### TASK INSTRUCTIONS:
Copy every record exactly, and keep the pictures out.

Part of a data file
☆ ☆ ☆ ☆ ☆
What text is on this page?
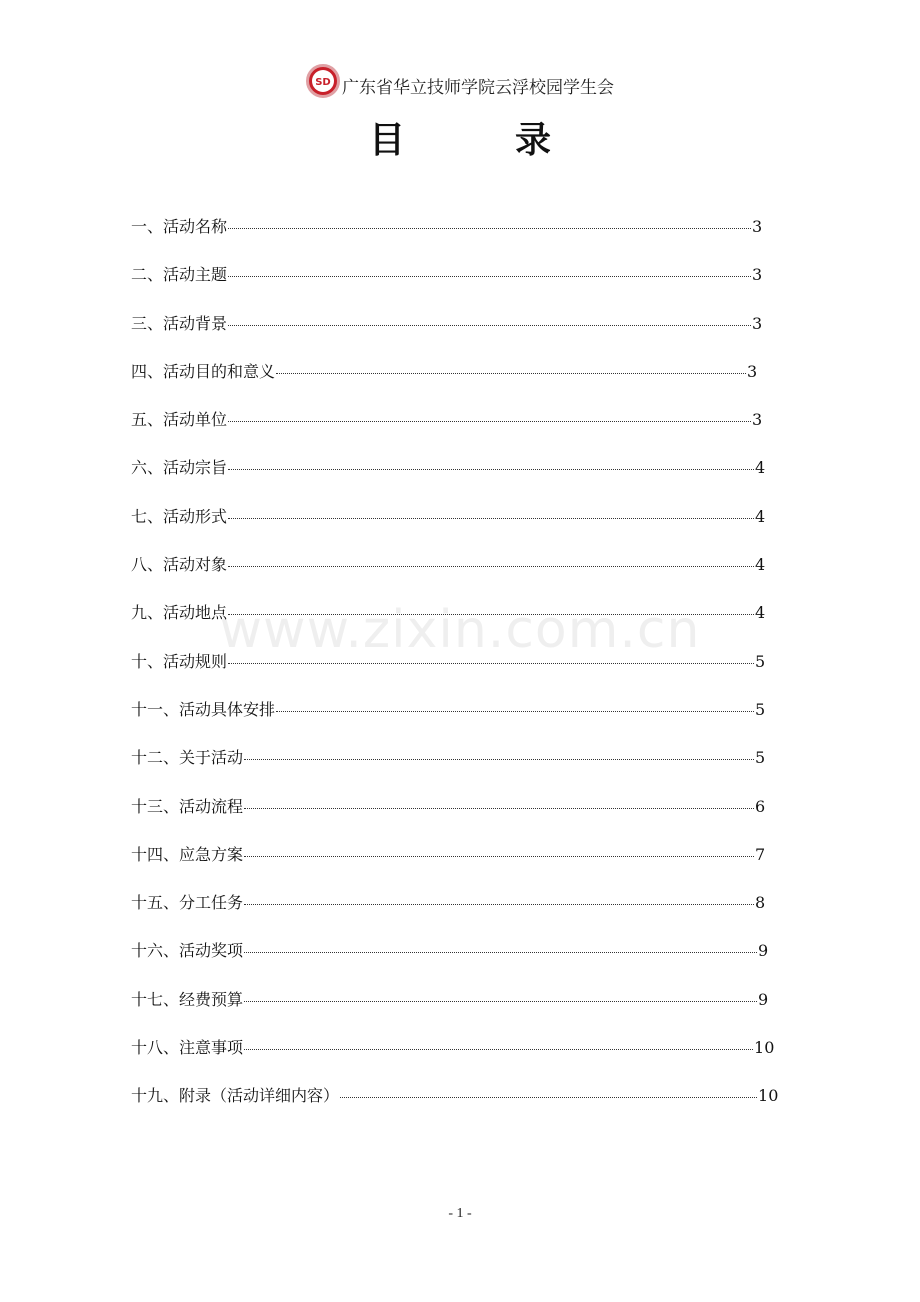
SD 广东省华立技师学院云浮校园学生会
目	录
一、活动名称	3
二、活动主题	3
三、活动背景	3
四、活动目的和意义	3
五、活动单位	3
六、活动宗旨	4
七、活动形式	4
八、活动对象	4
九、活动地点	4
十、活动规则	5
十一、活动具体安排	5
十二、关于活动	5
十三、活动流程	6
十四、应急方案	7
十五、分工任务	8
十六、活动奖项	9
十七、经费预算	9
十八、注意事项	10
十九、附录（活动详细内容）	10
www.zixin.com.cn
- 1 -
☆ ☆ ☆ ☆ ☆
### RESULT:
What text is on this page?
SD 广东省华立技师学院云浮校园学生会
目	录
一、活动名称	3
二、活动主题	3
三、活动背景	3
四、活动目的和意义	3
五、活动单位	3
六、活动宗旨	4
七、活动形式	4
八、活动对象	4
九、活动地点	4
十、活动规则	5
十一、活动具体安排	5
十二、关于活动	5
十三、活动流程	6
十四、应急方案	7
十五、分工任务	8
十六、活动奖项	9
十七、经费预算	9
十八、注意事项	10
十九、附录（活动详细内容）	10
www.zixin.com.cn
- 1 -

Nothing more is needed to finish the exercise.